Figure data in JSON
* * * * * * *

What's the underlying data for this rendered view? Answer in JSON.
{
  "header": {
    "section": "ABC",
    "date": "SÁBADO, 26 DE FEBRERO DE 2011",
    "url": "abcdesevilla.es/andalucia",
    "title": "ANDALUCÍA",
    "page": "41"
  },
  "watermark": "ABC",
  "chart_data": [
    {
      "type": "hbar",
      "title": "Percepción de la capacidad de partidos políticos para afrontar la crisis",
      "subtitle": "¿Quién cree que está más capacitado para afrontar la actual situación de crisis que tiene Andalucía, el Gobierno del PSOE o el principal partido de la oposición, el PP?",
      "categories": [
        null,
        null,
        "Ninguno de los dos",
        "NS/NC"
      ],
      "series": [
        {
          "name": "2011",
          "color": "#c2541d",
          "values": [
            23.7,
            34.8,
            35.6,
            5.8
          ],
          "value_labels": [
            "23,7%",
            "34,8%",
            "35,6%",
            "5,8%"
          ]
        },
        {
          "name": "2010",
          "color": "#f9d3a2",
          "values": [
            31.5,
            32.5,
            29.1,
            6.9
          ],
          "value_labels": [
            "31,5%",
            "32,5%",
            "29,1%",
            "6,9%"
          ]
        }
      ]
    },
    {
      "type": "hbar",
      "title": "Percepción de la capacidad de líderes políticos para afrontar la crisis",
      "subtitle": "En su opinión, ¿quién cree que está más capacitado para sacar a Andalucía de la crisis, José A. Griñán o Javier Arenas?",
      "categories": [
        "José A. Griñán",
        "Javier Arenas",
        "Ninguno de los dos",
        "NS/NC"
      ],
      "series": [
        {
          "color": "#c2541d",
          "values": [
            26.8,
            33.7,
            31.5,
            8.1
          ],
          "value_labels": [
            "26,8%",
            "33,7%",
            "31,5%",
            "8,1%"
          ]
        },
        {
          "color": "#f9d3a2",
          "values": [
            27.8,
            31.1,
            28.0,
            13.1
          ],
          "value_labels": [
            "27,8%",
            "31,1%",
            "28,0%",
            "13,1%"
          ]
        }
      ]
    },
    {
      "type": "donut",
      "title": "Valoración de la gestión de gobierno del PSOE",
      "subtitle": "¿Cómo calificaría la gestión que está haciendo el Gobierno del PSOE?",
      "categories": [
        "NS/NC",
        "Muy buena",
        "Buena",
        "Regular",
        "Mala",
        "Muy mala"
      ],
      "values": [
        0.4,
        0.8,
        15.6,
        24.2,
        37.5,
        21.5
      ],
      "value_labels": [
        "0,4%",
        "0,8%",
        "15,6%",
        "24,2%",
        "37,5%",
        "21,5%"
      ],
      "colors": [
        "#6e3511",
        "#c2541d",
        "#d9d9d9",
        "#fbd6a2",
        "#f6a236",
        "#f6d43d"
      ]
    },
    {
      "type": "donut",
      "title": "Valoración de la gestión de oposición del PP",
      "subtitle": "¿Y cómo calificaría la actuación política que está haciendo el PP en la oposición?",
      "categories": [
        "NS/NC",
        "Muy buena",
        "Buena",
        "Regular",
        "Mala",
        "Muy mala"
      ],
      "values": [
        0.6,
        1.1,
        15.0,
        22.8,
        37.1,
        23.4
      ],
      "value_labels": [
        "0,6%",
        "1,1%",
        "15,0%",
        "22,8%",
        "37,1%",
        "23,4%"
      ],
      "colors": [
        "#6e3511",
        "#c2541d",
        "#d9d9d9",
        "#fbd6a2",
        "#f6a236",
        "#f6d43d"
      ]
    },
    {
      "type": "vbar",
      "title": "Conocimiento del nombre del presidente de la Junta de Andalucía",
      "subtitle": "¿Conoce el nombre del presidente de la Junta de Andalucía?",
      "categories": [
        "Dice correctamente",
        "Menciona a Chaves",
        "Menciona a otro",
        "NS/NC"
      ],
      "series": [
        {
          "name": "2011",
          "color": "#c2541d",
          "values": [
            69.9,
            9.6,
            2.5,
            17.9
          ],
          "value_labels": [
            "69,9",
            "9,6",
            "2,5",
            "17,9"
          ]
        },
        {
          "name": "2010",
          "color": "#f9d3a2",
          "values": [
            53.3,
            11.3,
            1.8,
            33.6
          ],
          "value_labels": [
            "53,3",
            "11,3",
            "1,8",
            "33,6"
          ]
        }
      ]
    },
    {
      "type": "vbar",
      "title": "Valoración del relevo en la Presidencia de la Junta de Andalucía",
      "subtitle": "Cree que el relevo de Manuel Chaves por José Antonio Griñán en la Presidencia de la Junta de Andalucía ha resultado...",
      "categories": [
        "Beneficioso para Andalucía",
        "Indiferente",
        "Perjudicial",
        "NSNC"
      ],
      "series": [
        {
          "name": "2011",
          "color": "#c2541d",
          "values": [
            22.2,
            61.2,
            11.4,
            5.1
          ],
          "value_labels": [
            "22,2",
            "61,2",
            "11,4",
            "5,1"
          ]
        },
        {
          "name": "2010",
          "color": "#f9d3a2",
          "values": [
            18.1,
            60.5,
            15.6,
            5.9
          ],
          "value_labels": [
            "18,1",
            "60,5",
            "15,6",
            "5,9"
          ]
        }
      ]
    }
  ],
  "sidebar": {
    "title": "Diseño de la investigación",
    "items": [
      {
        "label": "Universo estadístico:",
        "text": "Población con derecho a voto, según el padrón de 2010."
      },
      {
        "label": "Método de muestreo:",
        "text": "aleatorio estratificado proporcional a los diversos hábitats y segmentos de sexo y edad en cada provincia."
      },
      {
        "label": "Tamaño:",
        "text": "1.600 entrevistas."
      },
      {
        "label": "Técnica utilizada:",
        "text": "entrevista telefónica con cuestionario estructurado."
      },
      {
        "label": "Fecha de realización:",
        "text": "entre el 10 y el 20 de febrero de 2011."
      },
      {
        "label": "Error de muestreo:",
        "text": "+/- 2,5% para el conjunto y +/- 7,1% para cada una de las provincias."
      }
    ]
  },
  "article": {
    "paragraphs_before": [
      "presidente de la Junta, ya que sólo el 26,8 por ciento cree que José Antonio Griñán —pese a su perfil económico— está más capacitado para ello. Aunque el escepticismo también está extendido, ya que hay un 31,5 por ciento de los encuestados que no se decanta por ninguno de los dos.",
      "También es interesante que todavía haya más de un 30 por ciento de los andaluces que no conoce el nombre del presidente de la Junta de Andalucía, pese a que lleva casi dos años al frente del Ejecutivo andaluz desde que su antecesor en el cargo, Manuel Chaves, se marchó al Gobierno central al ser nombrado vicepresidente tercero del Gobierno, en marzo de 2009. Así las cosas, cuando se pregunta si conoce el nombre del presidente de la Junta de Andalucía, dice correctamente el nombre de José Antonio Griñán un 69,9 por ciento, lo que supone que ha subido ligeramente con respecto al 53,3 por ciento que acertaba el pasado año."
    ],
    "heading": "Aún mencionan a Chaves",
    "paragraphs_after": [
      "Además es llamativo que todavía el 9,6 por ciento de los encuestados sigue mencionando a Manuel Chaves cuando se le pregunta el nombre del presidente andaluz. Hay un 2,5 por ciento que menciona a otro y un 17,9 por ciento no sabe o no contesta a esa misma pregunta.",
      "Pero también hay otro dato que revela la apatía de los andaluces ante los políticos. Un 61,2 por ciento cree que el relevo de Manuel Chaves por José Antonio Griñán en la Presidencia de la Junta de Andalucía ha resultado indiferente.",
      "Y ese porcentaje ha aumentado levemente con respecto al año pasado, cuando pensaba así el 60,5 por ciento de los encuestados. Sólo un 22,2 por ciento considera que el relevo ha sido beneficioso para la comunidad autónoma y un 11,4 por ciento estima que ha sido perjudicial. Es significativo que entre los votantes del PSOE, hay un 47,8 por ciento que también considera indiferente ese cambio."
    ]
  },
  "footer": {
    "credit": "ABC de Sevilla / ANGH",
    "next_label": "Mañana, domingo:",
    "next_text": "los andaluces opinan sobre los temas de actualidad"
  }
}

* * * * * * *

■ **EXERCISE DESCRIPTION**
Keep only the lines that hold the string "nombre", and copy them out.

■ **SOLUTION TO THE EXERCISE**
      "title": "Conocimiento del nombre del presidente de la Junta de Andalucía",
      "subtitle": "¿Conoce el nombre del presidente de la Junta de Andalucía?",
      "También es interesante que todavía haya más de un 30 por ciento de los andaluces que no conoce el nombre del presidente de la Junta de Andalucía, pese a que lleva casi dos años al frente del Ejecutivo andaluz desde que su antecesor en el cargo, Manuel Chaves, se marchó al Gobierno central al ser nombrado vicepresidente tercero del Gobierno, en marzo de 2009. Así las cosas, cuando se pregunta si conoce el nombre del presidente de la Junta de Andalucía, dice correctamente el nombre de José Antonio Griñán un 69,9 por ciento, lo que supone que ha subido ligeramente con respecto al 53,3 por ciento que acertaba el pasado año."
      "Además es llamativo que todavía el 9,6 por ciento de los encuestados sigue mencionando a Manuel Chaves cuando se le pregunta el nombre del presidente andaluz. Hay un 2,5 por ciento que menciona a otro y un 17,9 por ciento no sabe o no contesta a esa misma pregunta.",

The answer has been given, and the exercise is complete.